STATED EXERCISE: Identify all lines of the data containing the string "implemented" and copy them.

DATA SUPPLIED:
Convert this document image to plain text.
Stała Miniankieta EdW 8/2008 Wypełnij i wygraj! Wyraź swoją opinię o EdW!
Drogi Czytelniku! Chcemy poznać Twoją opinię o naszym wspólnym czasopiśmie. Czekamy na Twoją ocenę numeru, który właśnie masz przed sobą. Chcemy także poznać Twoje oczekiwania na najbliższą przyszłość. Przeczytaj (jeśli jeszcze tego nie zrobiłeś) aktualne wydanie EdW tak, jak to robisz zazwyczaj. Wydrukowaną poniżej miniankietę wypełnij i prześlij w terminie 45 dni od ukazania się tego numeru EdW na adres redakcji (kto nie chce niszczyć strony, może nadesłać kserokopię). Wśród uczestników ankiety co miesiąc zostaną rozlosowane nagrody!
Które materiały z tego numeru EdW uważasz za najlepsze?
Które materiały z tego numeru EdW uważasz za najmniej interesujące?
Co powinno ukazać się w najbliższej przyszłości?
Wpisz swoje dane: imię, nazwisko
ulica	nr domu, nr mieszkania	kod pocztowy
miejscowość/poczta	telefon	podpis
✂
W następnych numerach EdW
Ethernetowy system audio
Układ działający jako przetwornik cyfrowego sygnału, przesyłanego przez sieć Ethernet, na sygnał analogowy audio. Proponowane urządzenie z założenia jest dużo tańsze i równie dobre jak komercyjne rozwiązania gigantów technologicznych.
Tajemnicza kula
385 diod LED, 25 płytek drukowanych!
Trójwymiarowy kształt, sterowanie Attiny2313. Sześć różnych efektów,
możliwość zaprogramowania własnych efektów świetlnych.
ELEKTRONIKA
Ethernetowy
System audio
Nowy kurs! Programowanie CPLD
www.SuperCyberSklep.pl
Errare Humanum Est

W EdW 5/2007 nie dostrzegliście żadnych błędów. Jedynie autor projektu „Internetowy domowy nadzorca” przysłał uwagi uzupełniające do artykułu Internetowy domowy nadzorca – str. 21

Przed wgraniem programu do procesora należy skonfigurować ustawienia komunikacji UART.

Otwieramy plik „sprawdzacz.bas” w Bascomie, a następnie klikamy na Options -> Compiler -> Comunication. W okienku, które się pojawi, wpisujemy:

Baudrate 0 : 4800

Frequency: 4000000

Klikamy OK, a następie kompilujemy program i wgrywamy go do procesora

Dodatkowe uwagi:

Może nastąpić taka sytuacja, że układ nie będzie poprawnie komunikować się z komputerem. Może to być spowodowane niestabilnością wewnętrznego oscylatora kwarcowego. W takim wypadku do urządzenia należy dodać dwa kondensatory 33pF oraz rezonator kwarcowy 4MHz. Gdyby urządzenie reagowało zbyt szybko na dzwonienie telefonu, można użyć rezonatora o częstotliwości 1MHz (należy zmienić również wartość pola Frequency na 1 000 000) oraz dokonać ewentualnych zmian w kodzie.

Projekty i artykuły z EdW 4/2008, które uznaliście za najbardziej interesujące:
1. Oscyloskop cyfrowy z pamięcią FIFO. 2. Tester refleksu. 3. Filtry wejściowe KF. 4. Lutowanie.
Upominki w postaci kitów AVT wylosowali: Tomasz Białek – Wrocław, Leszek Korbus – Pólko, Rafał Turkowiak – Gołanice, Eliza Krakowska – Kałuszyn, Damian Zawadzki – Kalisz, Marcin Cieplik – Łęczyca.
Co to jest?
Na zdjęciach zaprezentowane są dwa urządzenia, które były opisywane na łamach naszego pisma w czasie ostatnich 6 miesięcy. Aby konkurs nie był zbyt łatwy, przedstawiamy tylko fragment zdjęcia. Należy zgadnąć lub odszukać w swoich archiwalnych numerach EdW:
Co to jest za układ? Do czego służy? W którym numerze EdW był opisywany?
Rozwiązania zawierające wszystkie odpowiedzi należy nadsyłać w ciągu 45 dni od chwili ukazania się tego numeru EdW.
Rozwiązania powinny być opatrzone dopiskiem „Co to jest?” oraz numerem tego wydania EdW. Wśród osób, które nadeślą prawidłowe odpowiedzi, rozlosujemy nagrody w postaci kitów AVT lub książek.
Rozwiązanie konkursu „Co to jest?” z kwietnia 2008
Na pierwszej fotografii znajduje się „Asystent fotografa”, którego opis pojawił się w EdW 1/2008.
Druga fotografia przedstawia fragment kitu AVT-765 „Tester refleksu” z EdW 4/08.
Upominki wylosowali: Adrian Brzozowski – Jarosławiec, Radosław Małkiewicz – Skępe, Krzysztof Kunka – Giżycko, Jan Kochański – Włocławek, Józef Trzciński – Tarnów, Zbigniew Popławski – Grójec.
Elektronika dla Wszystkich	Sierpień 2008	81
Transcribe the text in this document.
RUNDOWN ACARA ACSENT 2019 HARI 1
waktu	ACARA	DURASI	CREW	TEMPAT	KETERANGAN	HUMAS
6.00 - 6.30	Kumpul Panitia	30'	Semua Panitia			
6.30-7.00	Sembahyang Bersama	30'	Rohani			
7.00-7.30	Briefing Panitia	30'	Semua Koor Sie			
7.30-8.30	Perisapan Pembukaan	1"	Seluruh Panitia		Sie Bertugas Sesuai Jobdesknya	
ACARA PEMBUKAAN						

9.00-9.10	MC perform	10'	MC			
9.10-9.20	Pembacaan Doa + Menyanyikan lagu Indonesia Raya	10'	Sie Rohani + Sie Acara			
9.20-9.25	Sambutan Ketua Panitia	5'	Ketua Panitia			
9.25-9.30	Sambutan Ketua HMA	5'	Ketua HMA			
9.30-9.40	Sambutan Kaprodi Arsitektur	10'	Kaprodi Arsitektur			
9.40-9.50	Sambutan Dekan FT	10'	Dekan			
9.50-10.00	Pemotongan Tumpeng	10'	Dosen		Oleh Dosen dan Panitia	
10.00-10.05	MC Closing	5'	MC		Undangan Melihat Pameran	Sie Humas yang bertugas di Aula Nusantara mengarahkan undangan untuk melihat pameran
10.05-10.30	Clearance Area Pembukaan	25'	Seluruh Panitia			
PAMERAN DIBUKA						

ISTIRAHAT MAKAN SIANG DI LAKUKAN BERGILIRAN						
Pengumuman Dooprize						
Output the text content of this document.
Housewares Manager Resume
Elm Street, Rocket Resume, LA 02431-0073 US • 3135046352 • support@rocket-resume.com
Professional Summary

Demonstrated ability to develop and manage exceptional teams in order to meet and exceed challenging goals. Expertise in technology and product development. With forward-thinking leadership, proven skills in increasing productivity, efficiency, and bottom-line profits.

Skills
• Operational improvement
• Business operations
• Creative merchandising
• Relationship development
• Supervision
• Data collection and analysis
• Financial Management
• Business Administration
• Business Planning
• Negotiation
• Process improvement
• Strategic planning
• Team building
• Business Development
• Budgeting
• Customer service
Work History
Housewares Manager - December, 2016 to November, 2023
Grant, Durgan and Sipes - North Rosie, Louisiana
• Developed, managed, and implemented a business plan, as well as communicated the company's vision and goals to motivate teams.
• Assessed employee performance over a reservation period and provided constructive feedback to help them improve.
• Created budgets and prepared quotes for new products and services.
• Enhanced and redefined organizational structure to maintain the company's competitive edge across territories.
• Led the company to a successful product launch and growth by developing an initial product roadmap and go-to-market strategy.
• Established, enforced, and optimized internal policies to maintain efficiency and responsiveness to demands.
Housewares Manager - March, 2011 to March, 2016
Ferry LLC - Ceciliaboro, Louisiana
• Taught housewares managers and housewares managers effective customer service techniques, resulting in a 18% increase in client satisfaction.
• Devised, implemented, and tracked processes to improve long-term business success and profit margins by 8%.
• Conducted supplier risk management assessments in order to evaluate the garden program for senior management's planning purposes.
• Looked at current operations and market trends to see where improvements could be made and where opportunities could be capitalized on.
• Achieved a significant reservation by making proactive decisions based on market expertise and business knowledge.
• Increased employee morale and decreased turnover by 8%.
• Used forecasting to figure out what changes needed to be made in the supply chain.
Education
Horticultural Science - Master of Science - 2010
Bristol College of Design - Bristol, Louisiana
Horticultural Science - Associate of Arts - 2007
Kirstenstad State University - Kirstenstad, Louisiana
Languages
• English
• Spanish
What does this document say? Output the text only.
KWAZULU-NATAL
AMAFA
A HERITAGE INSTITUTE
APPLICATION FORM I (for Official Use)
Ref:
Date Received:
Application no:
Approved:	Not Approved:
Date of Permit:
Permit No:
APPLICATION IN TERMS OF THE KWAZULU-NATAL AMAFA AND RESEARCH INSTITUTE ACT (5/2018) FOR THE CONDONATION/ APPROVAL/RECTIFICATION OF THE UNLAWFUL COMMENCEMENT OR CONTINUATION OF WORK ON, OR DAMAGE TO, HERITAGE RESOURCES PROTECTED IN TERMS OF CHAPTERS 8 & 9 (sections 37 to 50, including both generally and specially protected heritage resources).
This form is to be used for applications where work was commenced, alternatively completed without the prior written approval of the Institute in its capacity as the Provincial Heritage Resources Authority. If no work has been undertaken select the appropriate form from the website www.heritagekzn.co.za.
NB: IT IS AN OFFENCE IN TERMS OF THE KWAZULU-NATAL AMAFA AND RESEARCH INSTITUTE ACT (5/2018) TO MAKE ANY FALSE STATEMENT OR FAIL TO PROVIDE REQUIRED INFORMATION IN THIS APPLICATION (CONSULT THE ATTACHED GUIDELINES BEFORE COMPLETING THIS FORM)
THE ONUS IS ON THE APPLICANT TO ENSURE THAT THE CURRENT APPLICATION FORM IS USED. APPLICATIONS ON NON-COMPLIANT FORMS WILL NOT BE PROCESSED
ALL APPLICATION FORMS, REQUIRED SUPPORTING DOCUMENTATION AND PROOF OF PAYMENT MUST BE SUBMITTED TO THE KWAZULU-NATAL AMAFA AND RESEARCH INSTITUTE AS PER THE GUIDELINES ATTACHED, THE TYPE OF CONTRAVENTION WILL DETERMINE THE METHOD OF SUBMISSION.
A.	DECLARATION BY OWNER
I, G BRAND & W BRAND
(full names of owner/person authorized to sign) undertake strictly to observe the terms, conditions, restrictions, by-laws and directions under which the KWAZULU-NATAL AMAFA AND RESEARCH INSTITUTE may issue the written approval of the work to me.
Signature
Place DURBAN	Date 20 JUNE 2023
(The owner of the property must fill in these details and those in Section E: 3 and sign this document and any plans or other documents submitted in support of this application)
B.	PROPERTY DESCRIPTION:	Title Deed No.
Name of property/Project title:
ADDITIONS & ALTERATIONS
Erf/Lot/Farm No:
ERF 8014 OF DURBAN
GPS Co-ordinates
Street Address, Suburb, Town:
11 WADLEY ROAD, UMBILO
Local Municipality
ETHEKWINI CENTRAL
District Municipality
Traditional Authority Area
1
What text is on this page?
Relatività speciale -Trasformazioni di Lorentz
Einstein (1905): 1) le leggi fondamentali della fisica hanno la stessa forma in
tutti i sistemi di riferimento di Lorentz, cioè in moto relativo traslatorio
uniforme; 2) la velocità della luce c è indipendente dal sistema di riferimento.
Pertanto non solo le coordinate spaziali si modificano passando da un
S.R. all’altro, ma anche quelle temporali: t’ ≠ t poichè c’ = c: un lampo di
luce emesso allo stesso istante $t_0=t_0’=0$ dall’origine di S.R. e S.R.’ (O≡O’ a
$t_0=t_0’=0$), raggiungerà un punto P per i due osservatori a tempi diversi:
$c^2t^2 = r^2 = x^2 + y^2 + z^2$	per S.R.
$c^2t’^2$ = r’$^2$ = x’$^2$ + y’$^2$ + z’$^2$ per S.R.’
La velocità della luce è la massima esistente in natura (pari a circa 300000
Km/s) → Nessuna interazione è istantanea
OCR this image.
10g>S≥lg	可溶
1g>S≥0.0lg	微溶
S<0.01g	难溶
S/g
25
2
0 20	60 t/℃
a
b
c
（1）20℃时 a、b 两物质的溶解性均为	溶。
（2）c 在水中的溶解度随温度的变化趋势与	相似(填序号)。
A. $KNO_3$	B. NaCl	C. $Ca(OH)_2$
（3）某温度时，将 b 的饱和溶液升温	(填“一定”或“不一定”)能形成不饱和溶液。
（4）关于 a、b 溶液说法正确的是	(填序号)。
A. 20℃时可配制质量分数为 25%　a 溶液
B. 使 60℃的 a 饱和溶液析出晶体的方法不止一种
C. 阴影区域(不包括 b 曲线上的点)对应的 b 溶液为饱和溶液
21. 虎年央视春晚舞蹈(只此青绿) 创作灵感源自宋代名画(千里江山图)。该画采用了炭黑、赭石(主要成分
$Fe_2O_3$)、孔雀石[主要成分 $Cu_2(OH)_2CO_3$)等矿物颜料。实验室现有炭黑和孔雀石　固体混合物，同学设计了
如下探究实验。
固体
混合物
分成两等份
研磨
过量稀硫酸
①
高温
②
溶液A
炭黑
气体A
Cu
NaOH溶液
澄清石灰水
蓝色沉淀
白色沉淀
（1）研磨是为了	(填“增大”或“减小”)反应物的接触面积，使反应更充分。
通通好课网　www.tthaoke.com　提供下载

RESULT:
• Developed, managed, and implemented a business plan, as well as communicated the company's vision and goals to motivate teams.
• Devised, implemented, and tracked processes to improve long-term business success and profit margins by 8%.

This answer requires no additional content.